### Provided records
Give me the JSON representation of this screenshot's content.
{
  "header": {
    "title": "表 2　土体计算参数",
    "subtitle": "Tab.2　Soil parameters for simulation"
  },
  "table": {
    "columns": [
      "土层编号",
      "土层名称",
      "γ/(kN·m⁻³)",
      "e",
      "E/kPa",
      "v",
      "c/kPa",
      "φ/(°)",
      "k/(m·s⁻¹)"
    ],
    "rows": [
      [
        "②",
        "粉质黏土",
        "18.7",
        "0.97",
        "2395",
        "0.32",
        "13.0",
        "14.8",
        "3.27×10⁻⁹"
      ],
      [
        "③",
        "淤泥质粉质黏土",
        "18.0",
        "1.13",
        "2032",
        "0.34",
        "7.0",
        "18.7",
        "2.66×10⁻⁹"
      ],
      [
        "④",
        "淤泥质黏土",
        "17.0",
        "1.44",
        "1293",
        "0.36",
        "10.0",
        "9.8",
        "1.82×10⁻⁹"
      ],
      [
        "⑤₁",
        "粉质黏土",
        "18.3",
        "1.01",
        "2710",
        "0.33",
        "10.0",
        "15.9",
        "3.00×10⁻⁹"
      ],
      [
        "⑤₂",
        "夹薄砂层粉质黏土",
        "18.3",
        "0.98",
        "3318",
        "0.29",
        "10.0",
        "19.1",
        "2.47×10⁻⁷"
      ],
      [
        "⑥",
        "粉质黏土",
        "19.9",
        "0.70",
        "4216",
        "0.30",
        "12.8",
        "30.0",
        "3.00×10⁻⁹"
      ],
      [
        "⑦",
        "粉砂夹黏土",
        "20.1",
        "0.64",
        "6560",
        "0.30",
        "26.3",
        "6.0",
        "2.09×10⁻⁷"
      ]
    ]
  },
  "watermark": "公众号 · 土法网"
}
######
# What the task requires:
Make an exact copy of every entry.

# Answer to the task:
Give me the JSON representation of this screenshot's content.
{
  "header": {
    "title": "表 2　土体计算参数",
    "subtitle": "Tab.2　Soil parameters for simulation"
  },
  "table": {
    "columns": [
      "土层编号",
      "土层名称",
      "γ/(kN·m⁻³)",
      "e",
      "E/kPa",
      "v",
      "c/kPa",
      "φ/(°)",
      "k/(m·s⁻¹)"
    ],
    "rows": [
      [
        "②",
        "粉质黏土",
        "18.7",
        "0.97",
        "2395",
        "0.32",
        "13.0",
        "14.8",
        "3.27×10⁻⁹"
      ],
      [
        "③",
        "淤泥质粉质黏土",
        "18.0",
        "1.13",
        "2032",
        "0.34",
        "7.0",
        "18.7",
        "2.66×10⁻⁹"
      ],
      [
        "④",
        "淤泥质黏土",
        "17.0",
        "1.44",
        "1293",
        "0.36",
        "10.0",
        "9.8",
        "1.82×10⁻⁹"
      ],
      [
        "⑤₁",
        "粉质黏土",
        "18.3",
        "1.01",
        "2710",
        "0.33",
        "10.0",
        "15.9",
        "3.00×10⁻⁹"
      ],
      [
        "⑤₂",
        "夹薄砂层粉质黏土",
        "18.3",
        "0.98",
        "3318",
        "0.29",
        "10.0",
        "19.1",
        "2.47×10⁻⁷"
      ],
      [
        "⑥",
        "粉质黏土",
        "19.9",
        "0.70",
        "4216",
        "0.30",
        "12.8",
        "30.0",
        "3.00×10⁻⁹"
      ],
      [
        "⑦",
        "粉砂夹黏土",
        "20.1",
        "0.64",
        "6560",
        "0.30",
        "26.3",
        "6.0",
        "2.09×10⁻⁷"
      ]
    ]
  },
  "watermark": "公众号 · 土法网"
}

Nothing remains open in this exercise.